Directive: Restate the full set of records exactly, without adding or dropping a word.

-----

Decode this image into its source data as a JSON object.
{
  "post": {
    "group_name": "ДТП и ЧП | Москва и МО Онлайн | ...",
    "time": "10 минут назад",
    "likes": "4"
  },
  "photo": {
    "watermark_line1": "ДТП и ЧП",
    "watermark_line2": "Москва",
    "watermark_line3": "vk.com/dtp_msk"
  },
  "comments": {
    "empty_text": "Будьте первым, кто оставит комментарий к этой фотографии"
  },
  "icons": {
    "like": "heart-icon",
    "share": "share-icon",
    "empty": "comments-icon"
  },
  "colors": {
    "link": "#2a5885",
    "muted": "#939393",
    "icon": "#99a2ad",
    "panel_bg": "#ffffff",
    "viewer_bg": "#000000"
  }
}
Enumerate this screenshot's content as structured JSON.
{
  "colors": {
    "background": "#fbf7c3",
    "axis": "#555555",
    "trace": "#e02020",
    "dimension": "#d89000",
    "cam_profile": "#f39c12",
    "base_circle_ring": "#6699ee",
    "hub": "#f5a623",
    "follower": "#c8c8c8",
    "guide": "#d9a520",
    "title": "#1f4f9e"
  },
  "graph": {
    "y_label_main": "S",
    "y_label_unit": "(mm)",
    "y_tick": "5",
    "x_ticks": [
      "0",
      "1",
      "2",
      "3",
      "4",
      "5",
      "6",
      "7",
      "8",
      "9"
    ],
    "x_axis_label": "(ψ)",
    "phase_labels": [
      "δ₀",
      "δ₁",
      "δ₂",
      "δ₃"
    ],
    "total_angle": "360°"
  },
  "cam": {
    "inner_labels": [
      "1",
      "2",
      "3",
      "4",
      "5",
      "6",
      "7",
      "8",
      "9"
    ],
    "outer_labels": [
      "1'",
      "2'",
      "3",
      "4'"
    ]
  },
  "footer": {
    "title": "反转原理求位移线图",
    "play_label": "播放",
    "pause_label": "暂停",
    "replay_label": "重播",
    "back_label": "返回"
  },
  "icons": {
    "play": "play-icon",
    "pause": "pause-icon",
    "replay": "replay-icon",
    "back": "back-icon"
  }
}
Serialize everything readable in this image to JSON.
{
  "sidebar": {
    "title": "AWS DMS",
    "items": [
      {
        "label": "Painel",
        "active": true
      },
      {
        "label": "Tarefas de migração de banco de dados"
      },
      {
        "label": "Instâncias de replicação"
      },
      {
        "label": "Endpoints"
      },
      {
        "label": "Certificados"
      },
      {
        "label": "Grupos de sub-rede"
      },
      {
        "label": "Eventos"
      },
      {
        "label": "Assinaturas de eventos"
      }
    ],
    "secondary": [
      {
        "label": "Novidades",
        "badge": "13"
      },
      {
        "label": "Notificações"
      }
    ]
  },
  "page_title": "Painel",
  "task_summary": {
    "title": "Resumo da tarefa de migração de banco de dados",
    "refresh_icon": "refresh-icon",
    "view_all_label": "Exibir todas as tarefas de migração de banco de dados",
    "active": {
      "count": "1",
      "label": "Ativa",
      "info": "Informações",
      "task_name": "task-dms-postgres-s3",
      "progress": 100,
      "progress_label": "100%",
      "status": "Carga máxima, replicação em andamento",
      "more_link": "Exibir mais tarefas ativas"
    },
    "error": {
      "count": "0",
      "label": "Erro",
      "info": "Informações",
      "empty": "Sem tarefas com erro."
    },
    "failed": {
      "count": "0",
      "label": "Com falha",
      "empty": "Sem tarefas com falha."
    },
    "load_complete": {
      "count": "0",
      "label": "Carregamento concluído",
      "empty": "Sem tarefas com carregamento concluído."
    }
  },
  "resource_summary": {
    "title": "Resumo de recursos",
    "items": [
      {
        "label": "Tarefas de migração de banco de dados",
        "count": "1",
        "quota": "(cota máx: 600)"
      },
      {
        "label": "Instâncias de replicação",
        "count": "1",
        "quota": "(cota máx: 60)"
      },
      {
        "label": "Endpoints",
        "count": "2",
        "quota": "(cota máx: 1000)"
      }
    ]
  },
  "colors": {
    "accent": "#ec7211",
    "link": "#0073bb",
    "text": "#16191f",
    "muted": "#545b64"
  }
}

-----

Solution to the exercise:
Decode this image into its source data as a JSON object.
{
  "post": {
    "group_name": "ДТП и ЧП | Москва и МО Онлайн | ...",
    "time": "10 минут назад",
    "likes": "4"
  },
  "photo": {
    "watermark_line1": "ДТП и ЧП",
    "watermark_line2": "Москва",
    "watermark_line3": "vk.com/dtp_msk"
  },
  "comments": {
    "empty_text": "Будьте первым, кто оставит комментарий к этой фотографии"
  },
  "icons": {
    "like": "heart-icon",
    "share": "share-icon",
    "empty": "comments-icon"
  },
  "colors": {
    "link": "#2a5885",
    "muted": "#939393",
    "icon": "#99a2ad",
    "panel_bg": "#ffffff",
    "viewer_bg": "#000000"
  }
}
Enumerate this screenshot's content as structured JSON.
{
  "colors": {
    "background": "#fbf7c3",
    "axis": "#555555",
    "trace": "#e02020",
    "dimension": "#d89000",
    "cam_profile": "#f39c12",
    "base_circle_ring": "#6699ee",
    "hub": "#f5a623",
    "follower": "#c8c8c8",
    "guide": "#d9a520",
    "title": "#1f4f9e"
  },
  "graph": {
    "y_label_main": "S",
    "y_label_unit": "(mm)",
    "y_tick": "5",
    "x_ticks": [
      "0",
      "1",
      "2",
      "3",
      "4",
      "5",
      "6",
      "7",
      "8",
      "9"
    ],
    "x_axis_label": "(ψ)",
    "phase_labels": [
      "δ₀",
      "δ₁",
      "δ₂",
      "δ₃"
    ],
    "total_angle": "360°"
  },
  "cam": {
    "inner_labels": [
      "1",
      "2",
      "3",
      "4",
      "5",
      "6",
      "7",
      "8",
      "9"
    ],
    "outer_labels": [
      "1'",
      "2'",
      "3",
      "4'"
    ]
  },
  "footer": {
    "title": "反转原理求位移线图",
    "play_label": "播放",
    "pause_label": "暂停",
    "replay_label": "重播",
    "back_label": "返回"
  },
  "icons": {
    "play": "play-icon",
    "pause": "pause-icon",
    "replay": "replay-icon",
    "back": "back-icon"
  }
}
Serialize everything readable in this image to JSON.
{
  "sidebar": {
    "title": "AWS DMS",
    "items": [
      {
        "label": "Painel",
        "active": true
      },
      {
        "label": "Tarefas de migração de banco de dados"
      },
      {
        "label": "Instâncias de replicação"
      },
      {
        "label": "Endpoints"
      },
      {
        "label": "Certificados"
      },
      {
        "label": "Grupos de sub-rede"
      },
      {
        "label": "Eventos"
      },
      {
        "label": "Assinaturas de eventos"
      }
    ],
    "secondary": [
      {
        "label": "Novidades",
        "badge": "13"
      },
      {
        "label": "Notificações"
      }
    ]
  },
  "page_title": "Painel",
  "task_summary": {
    "title": "Resumo da tarefa de migração de banco de dados",
    "refresh_icon": "refresh-icon",
    "view_all_label": "Exibir todas as tarefas de migração de banco de dados",
    "active": {
      "count": "1",
      "label": "Ativa",
      "info": "Informações",
      "task_name": "task-dms-postgres-s3",
      "progress": 100,
      "progress_label": "100%",
      "status": "Carga máxima, replicação em andamento",
      "more_link": "Exibir mais tarefas ativas"
    },
    "error": {
      "count": "0",
      "label": "Erro",
      "info": "Informações",
      "empty": "Sem tarefas com erro."
    },
    "failed": {
      "count": "0",
      "label": "Com falha",
      "empty": "Sem tarefas com falha."
    },
    "load_complete": {
      "count": "0",
      "label": "Carregamento concluído",
      "empty": "Sem tarefas com carregamento concluído."
    }
  },
  "resource_summary": {
    "title": "Resumo de recursos",
    "items": [
      {
        "label": "Tarefas de migração de banco de dados",
        "count": "1",
        "quota": "(cota máx: 600)"
      },
      {
        "label": "Instâncias de replicação",
        "count": "1",
        "quota": "(cota máx: 60)"
      },
      {
        "label": "Endpoints",
        "count": "2",
        "quota": "(cota máx: 1000)"
      }
    ]
  },
  "colors": {
    "accent": "#ec7211",
    "link": "#0073bb",
    "text": "#16191f",
    "muted": "#545b64"
  }
}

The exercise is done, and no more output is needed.